Task to carry out:
Transcribe the records below exactly as they appear.
-- begin Dataset rows --
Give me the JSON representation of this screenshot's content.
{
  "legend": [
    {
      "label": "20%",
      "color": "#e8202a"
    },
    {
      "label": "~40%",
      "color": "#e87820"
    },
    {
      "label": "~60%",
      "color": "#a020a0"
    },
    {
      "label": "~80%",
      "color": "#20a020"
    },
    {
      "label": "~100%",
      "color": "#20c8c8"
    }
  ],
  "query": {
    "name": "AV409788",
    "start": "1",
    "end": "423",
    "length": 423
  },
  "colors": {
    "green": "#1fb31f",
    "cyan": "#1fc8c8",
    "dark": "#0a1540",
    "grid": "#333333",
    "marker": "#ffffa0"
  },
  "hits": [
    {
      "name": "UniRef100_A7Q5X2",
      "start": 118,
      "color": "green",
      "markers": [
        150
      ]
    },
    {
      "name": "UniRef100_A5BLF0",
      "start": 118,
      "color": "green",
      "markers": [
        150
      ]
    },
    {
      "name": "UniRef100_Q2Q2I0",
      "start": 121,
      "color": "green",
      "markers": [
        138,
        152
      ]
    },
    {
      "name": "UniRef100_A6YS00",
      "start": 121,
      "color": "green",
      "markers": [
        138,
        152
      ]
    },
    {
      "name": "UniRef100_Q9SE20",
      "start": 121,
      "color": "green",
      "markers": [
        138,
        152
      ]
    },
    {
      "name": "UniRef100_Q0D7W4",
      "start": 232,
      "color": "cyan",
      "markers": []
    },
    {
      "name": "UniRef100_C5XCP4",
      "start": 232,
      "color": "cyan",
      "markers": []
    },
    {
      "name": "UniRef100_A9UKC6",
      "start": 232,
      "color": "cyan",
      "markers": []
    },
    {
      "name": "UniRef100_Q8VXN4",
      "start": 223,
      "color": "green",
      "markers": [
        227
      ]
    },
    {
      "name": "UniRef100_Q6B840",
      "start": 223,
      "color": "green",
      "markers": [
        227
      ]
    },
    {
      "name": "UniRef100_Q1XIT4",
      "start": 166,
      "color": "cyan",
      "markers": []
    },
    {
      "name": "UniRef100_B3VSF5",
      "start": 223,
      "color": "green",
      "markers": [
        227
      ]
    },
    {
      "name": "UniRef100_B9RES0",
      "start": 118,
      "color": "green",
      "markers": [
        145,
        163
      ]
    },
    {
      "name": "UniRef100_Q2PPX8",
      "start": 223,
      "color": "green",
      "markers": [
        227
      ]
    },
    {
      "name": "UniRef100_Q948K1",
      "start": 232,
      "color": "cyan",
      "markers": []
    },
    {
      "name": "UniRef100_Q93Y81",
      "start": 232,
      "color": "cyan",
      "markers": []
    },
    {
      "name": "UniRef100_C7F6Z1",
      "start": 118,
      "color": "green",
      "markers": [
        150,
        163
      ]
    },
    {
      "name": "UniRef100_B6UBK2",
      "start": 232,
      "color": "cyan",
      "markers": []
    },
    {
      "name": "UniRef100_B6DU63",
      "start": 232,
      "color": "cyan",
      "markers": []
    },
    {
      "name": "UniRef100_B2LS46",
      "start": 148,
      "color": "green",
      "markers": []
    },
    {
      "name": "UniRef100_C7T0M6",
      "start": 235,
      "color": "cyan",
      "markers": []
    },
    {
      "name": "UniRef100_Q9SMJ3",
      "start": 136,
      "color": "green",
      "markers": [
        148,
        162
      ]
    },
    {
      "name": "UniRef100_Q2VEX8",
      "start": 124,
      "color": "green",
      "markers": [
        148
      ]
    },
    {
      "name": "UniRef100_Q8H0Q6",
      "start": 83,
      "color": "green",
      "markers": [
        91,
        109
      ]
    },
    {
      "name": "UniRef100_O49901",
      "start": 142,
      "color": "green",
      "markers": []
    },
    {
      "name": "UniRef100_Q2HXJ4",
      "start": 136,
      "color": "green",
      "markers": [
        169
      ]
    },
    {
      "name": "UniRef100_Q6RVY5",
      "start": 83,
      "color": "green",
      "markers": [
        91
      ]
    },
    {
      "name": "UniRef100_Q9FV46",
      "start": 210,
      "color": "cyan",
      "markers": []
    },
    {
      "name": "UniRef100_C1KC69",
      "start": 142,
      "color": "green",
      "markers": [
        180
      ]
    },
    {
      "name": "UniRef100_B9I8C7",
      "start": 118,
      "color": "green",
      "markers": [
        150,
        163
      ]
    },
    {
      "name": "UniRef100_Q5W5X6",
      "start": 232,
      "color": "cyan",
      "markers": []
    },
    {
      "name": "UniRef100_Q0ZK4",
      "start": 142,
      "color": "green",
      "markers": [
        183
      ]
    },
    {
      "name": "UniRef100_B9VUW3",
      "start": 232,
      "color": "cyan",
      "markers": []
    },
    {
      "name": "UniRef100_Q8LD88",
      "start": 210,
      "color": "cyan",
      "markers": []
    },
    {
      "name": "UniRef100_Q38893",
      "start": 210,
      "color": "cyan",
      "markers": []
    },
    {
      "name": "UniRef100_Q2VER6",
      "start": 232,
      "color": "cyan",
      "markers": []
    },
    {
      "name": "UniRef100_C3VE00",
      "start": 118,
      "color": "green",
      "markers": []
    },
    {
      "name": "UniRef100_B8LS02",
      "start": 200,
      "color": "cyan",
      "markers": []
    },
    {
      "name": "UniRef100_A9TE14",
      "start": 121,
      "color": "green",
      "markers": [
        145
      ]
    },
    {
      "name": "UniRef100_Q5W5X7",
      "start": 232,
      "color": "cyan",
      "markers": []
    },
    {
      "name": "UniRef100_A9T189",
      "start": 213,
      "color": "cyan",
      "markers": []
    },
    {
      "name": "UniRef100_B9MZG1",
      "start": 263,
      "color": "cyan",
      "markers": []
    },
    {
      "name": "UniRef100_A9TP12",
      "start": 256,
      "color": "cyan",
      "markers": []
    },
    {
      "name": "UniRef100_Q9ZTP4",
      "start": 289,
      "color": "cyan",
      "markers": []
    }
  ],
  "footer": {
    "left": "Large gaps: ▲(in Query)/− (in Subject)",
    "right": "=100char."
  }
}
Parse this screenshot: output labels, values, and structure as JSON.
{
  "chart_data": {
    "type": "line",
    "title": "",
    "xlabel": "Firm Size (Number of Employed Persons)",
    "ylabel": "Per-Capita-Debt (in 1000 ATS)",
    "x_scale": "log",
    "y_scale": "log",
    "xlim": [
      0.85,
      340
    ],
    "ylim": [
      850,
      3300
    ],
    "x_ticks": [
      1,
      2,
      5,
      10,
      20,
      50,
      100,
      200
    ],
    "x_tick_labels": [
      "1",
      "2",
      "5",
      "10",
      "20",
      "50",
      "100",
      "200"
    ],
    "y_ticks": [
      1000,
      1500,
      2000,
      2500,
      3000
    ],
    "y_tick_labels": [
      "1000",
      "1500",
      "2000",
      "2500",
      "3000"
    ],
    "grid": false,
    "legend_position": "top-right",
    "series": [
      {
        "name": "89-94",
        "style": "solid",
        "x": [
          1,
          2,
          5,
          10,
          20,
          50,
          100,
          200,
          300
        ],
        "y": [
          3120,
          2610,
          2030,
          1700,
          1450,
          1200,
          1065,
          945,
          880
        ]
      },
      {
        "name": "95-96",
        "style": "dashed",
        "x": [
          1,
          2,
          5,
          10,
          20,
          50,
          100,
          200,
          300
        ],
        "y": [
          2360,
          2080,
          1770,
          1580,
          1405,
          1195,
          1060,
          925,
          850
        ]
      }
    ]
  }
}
-- end Dataset rows --
Final result:
Give me the JSON representation of this screenshot's content.
{
  "legend": [
    {
      "label": "20%",
      "color": "#e8202a"
    },
    {
      "label": "~40%",
      "color": "#e87820"
    },
    {
      "label": "~60%",
      "color": "#a020a0"
    },
    {
      "label": "~80%",
      "color": "#20a020"
    },
    {
      "label": "~100%",
      "color": "#20c8c8"
    }
  ],
  "query": {
    "name": "AV409788",
    "start": "1",
    "end": "423",
    "length": 423
  },
  "colors": {
    "green": "#1fb31f",
    "cyan": "#1fc8c8",
    "dark": "#0a1540",
    "grid": "#333333",
    "marker": "#ffffa0"
  },
  "hits": [
    {
      "name": "UniRef100_A7Q5X2",
      "start": 118,
      "color": "green",
      "markers": [
        150
      ]
    },
    {
      "name": "UniRef100_A5BLF0",
      "start": 118,
      "color": "green",
      "markers": [
        150
      ]
    },
    {
      "name": "UniRef100_Q2Q2I0",
      "start": 121,
      "color": "green",
      "markers": [
        138,
        152
      ]
    },
    {
      "name": "UniRef100_A6YS00",
      "start": 121,
      "color": "green",
      "markers": [
        138,
        152
      ]
    },
    {
      "name": "UniRef100_Q9SE20",
      "start": 121,
      "color": "green",
      "markers": [
        138,
        152
      ]
    },
    {
      "name": "UniRef100_Q0D7W4",
      "start": 232,
      "color": "cyan",
      "markers": []
    },
    {
      "name": "UniRef100_C5XCP4",
      "start": 232,
      "color": "cyan",
      "markers": []
    },
    {
      "name": "UniRef100_A9UKC6",
      "start": 232,
      "color": "cyan",
      "markers": []
    },
    {
      "name": "UniRef100_Q8VXN4",
      "start": 223,
      "color": "green",
      "markers": [
        227
      ]
    },
    {
      "name": "UniRef100_Q6B840",
      "start": 223,
      "color": "green",
      "markers": [
        227
      ]
    },
    {
      "name": "UniRef100_Q1XIT4",
      "start": 166,
      "color": "cyan",
      "markers": []
    },
    {
      "name": "UniRef100_B3VSF5",
      "start": 223,
      "color": "green",
      "markers": [
        227
      ]
    },
    {
      "name": "UniRef100_B9RES0",
      "start": 118,
      "color": "green",
      "markers": [
        145,
        163
      ]
    },
    {
      "name": "UniRef100_Q2PPX8",
      "start": 223,
      "color": "green",
      "markers": [
        227
      ]
    },
    {
      "name": "UniRef100_Q948K1",
      "start": 232,
      "color": "cyan",
      "markers": []
    },
    {
      "name": "UniRef100_Q93Y81",
      "start": 232,
      "color": "cyan",
      "markers": []
    },
    {
      "name": "UniRef100_C7F6Z1",
      "start": 118,
      "color": "green",
      "markers": [
        150,
        163
      ]
    },
    {
      "name": "UniRef100_B6UBK2",
      "start": 232,
      "color": "cyan",
      "markers": []
    },
    {
      "name": "UniRef100_B6DU63",
      "start": 232,
      "color": "cyan",
      "markers": []
    },
    {
      "name": "UniRef100_B2LS46",
      "start": 148,
      "color": "green",
      "markers": []
    },
    {
      "name": "UniRef100_C7T0M6",
      "start": 235,
      "color": "cyan",
      "markers": []
    },
    {
      "name": "UniRef100_Q9SMJ3",
      "start": 136,
      "color": "green",
      "markers": [
        148,
        162
      ]
    },
    {
      "name": "UniRef100_Q2VEX8",
      "start": 124,
      "color": "green",
      "markers": [
        148
      ]
    },
    {
      "name": "UniRef100_Q8H0Q6",
      "start": 83,
      "color": "green",
      "markers": [
        91,
        109
      ]
    },
    {
      "name": "UniRef100_O49901",
      "start": 142,
      "color": "green",
      "markers": []
    },
    {
      "name": "UniRef100_Q2HXJ4",
      "start": 136,
      "color": "green",
      "markers": [
        169
      ]
    },
    {
      "name": "UniRef100_Q6RVY5",
      "start": 83,
      "color": "green",
      "markers": [
        91
      ]
    },
    {
      "name": "UniRef100_Q9FV46",
      "start": 210,
      "color": "cyan",
      "markers": []
    },
    {
      "name": "UniRef100_C1KC69",
      "start": 142,
      "color": "green",
      "markers": [
        180
      ]
    },
    {
      "name": "UniRef100_B9I8C7",
      "start": 118,
      "color": "green",
      "markers": [
        150,
        163
      ]
    },
    {
      "name": "UniRef100_Q5W5X6",
      "start": 232,
      "color": "cyan",
      "markers": []
    },
    {
      "name": "UniRef100_Q0ZK4",
      "start": 142,
      "color": "green",
      "markers": [
        183
      ]
    },
    {
      "name": "UniRef100_B9VUW3",
      "start": 232,
      "color": "cyan",
      "markers": []
    },
    {
      "name": "UniRef100_Q8LD88",
      "start": 210,
      "color": "cyan",
      "markers": []
    },
    {
      "name": "UniRef100_Q38893",
      "start": 210,
      "color": "cyan",
      "markers": []
    },
    {
      "name": "UniRef100_Q2VER6",
      "start": 232,
      "color": "cyan",
      "markers": []
    },
    {
      "name": "UniRef100_C3VE00",
      "start": 118,
      "color": "green",
      "markers": []
    },
    {
      "name": "UniRef100_B8LS02",
      "start": 200,
      "color": "cyan",
      "markers": []
    },
    {
      "name": "UniRef100_A9TE14",
      "start": 121,
      "color": "green",
      "markers": [
        145
      ]
    },
    {
      "name": "UniRef100_Q5W5X7",
      "start": 232,
      "color": "cyan",
      "markers": []
    },
    {
      "name": "UniRef100_A9T189",
      "start": 213,
      "color": "cyan",
      "markers": []
    },
    {
      "name": "UniRef100_B9MZG1",
      "start": 263,
      "color": "cyan",
      "markers": []
    },
    {
      "name": "UniRef100_A9TP12",
      "start": 256,
      "color": "cyan",
      "markers": []
    },
    {
      "name": "UniRef100_Q9ZTP4",
      "start": 289,
      "color": "cyan",
      "markers": []
    }
  ],
  "footer": {
    "left": "Large gaps: ▲(in Query)/− (in Subject)",
    "right": "=100char."
  }
}
Parse this screenshot: output labels, values, and structure as JSON.
{
  "chart_data": {
    "type": "line",
    "title": "",
    "xlabel": "Firm Size (Number of Employed Persons)",
    "ylabel": "Per-Capita-Debt (in 1000 ATS)",
    "x_scale": "log",
    "y_scale": "log",
    "xlim": [
      0.85,
      340
    ],
    "ylim": [
      850,
      3300
    ],
    "x_ticks": [
      1,
      2,
      5,
      10,
      20,
      50,
      100,
      200
    ],
    "x_tick_labels": [
      "1",
      "2",
      "5",
      "10",
      "20",
      "50",
      "100",
      "200"
    ],
    "y_ticks": [
      1000,
      1500,
      2000,
      2500,
      3000
    ],
    "y_tick_labels": [
      "1000",
      "1500",
      "2000",
      "2500",
      "3000"
    ],
    "grid": false,
    "legend_position": "top-right",
    "series": [
      {
        "name": "89-94",
        "style": "solid",
        "x": [
          1,
          2,
          5,
          10,
          20,
          50,
          100,
          200,
          300
        ],
        "y": [
          3120,
          2610,
          2030,
          1700,
          1450,
          1200,
          1065,
          945,
          880
        ]
      },
      {
        "name": "95-96",
        "style": "dashed",
        "x": [
          1,
          2,
          5,
          10,
          20,
          50,
          100,
          200,
          300
        ],
        "y": [
          2360,
          2080,
          1770,
          1580,
          1405,
          1195,
          1060,
          925,
          850
        ]
      }
    ]
  }
}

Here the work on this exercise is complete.